* BEGIN MATERIAL FOR THE TASK *

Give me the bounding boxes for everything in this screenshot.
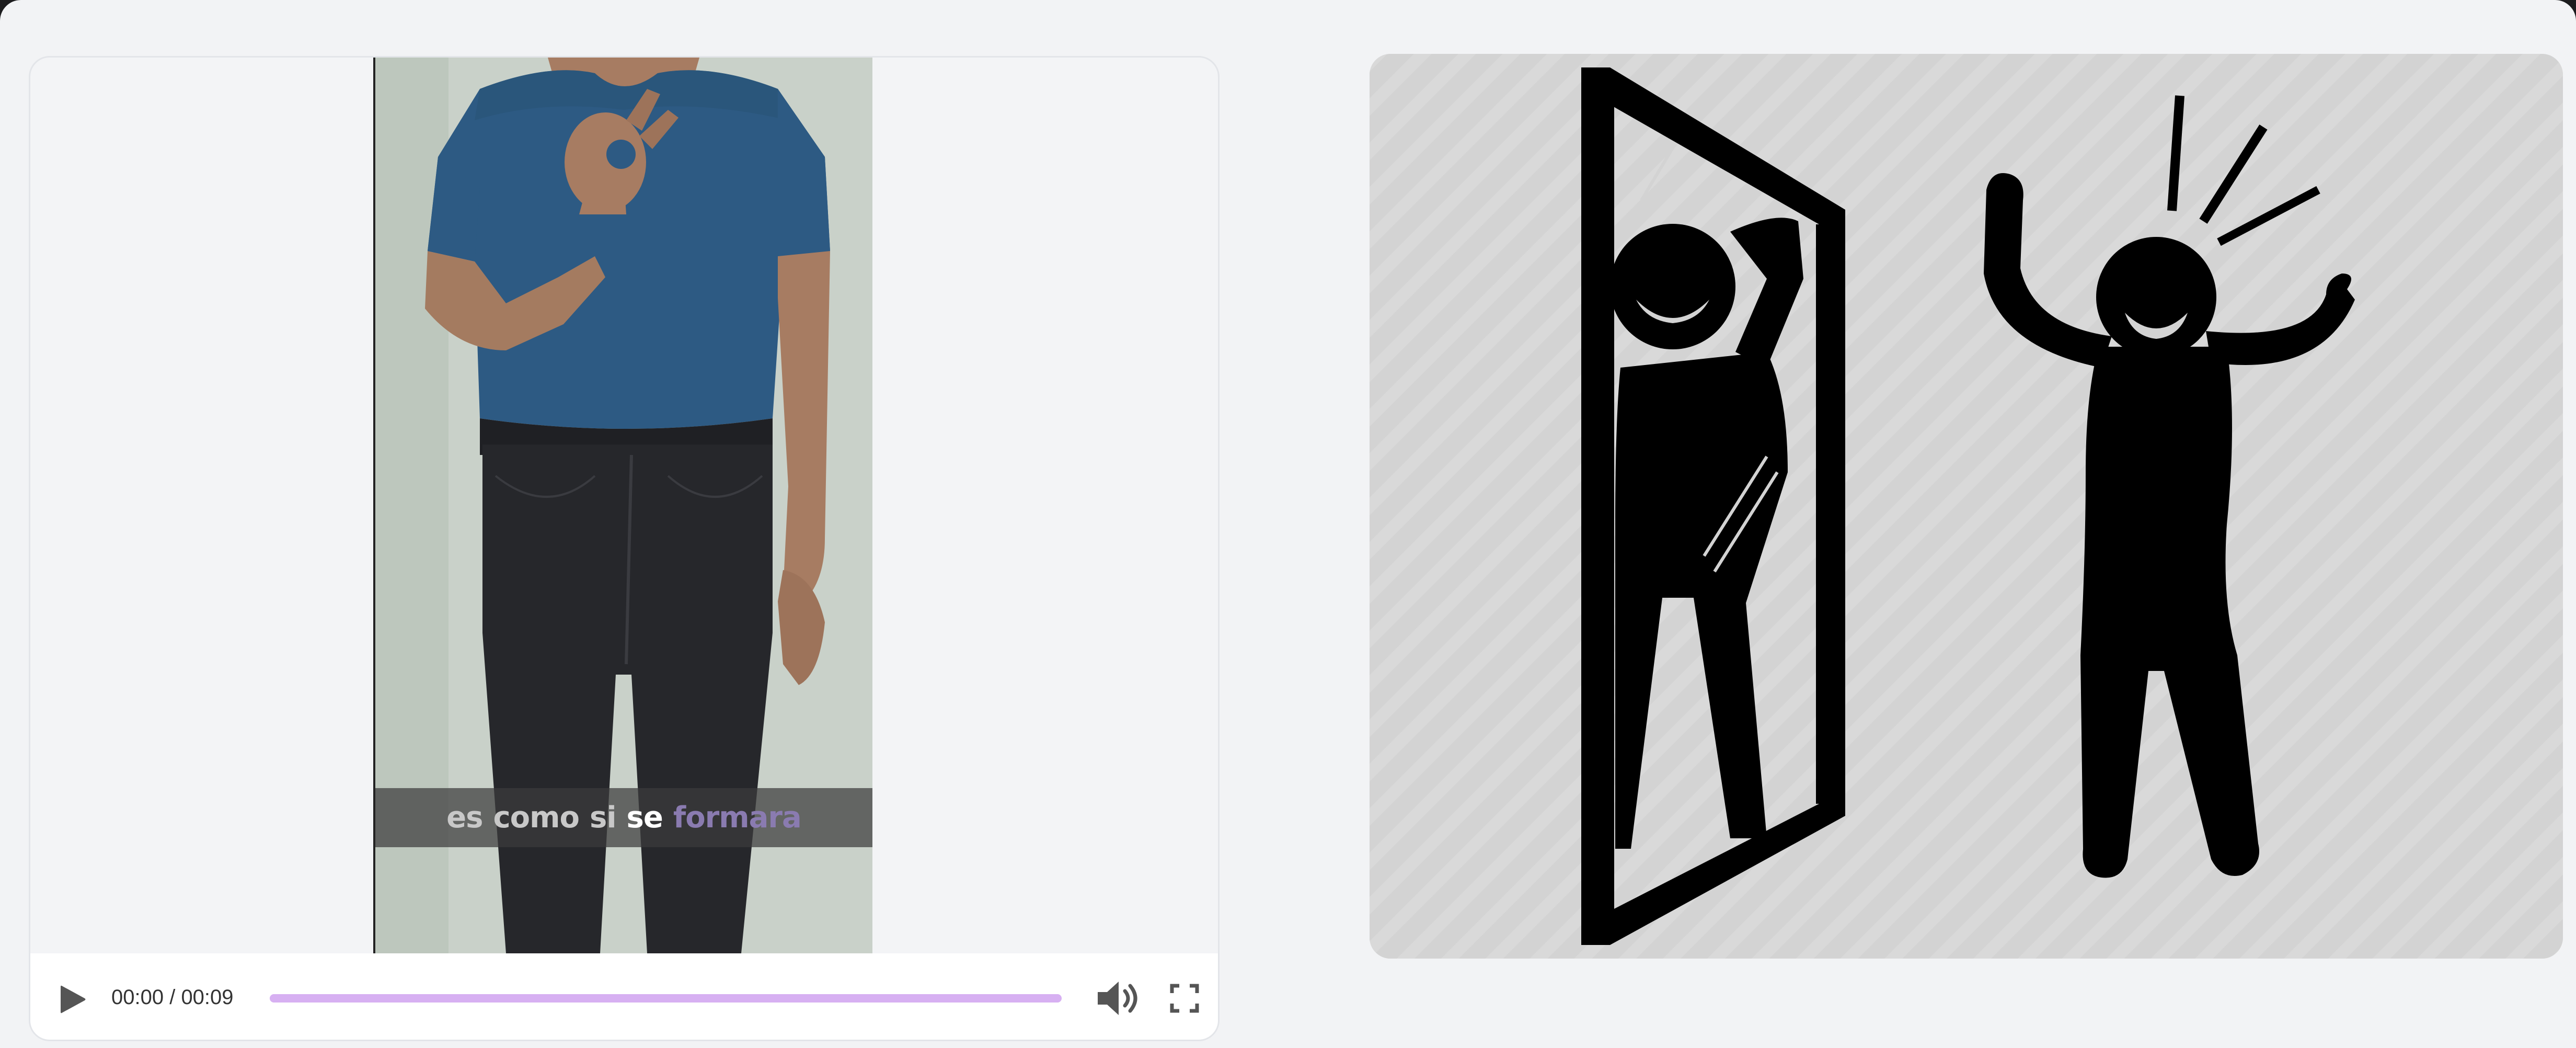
play-button[interactable] — [55, 983, 89, 1016]
video-frame[interactable]: es como si se formara — [373, 58, 872, 953]
subtitle-word-upcoming: formara — [673, 801, 802, 835]
volume-icon — [1098, 982, 1137, 1015]
page: es como si se formara 00:00 / 00:09 — [0, 0, 2576, 1048]
seek-bar-fill — [270, 994, 1062, 1003]
play-icon — [61, 985, 86, 1013]
video-player: es como si se formara 00:00 / 00:09 — [29, 56, 1220, 1041]
fullscreen-button[interactable] — [1169, 983, 1200, 1014]
volume-button[interactable] — [1095, 977, 1145, 1019]
illustration-card — [1370, 54, 2563, 959]
subtitle-word: es — [446, 801, 483, 835]
fullscreen-icon — [1170, 984, 1199, 1013]
subtitle-word: como — [493, 801, 579, 835]
subtitle-word-current: se — [626, 801, 663, 835]
seek-bar[interactable] — [270, 994, 1062, 1003]
video-controls: 00:00 / 00:09 — [30, 953, 1218, 1040]
time-display: 00:00 / 00:09 — [111, 986, 234, 1009]
subtitle-bar: es como si se formara — [375, 788, 872, 847]
subtitle-word: si — [589, 801, 617, 835]
mirror-reflection-celebration-icon — [1370, 54, 2563, 959]
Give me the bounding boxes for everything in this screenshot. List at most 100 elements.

* END MATERIAL FOR THE TASK *

_DIRECTIONS:_ Put every line of the entries above into a JSON list of strings, one string per line, skipping blank lines. Leave out the pictures.

_WRITTEN ANSWER:_
[
  "Give me the bounding boxes for everything in this screenshot.",
  "play-button[interactable] — [55, 983, 89, 1016]",
  "video-frame[interactable]: es como si se formara — [373, 58, 872, 953]",
  "subtitle-word-upcoming: formara — [673, 801, 802, 835]",
  "volume-icon — [1098, 982, 1137, 1015]",
  "page: es como si se formara 00:00 / 00:09 — [0, 0, 2576, 1048]",
  "seek-bar-fill — [270, 994, 1062, 1003]",
  "play-icon — [61, 985, 86, 1013]",
  "video-player: es como si se formara 00:00 / 00:09 — [29, 56, 1220, 1041]",
  "fullscreen-button[interactable] — [1169, 983, 1200, 1014]",
  "volume-button[interactable] — [1095, 977, 1145, 1019]",
  "illustration-card — [1370, 54, 2563, 959]",
  "subtitle-word: es — [446, 801, 483, 835]",
  "fullscreen-icon — [1170, 984, 1199, 1013]",
  "subtitle-word: como — [493, 801, 579, 835]",
  "subtitle-word-current: se — [626, 801, 663, 835]",
  "seek-bar[interactable] — [270, 994, 1062, 1003]",
  "video-controls: 00:00 / 00:09 — [30, 953, 1218, 1040]",
  "time-display: 00:00 / 00:09 — [111, 986, 234, 1009]",
  "subtitle-bar: es como si se formara — [375, 788, 872, 847]",
  "subtitle-word: si — [589, 801, 617, 835]",
  "mirror-reflection-celebration-icon — [1370, 54, 2563, 959]",
  "Give me the bounding boxes for everything in this screenshot. List at most 100 elements."
]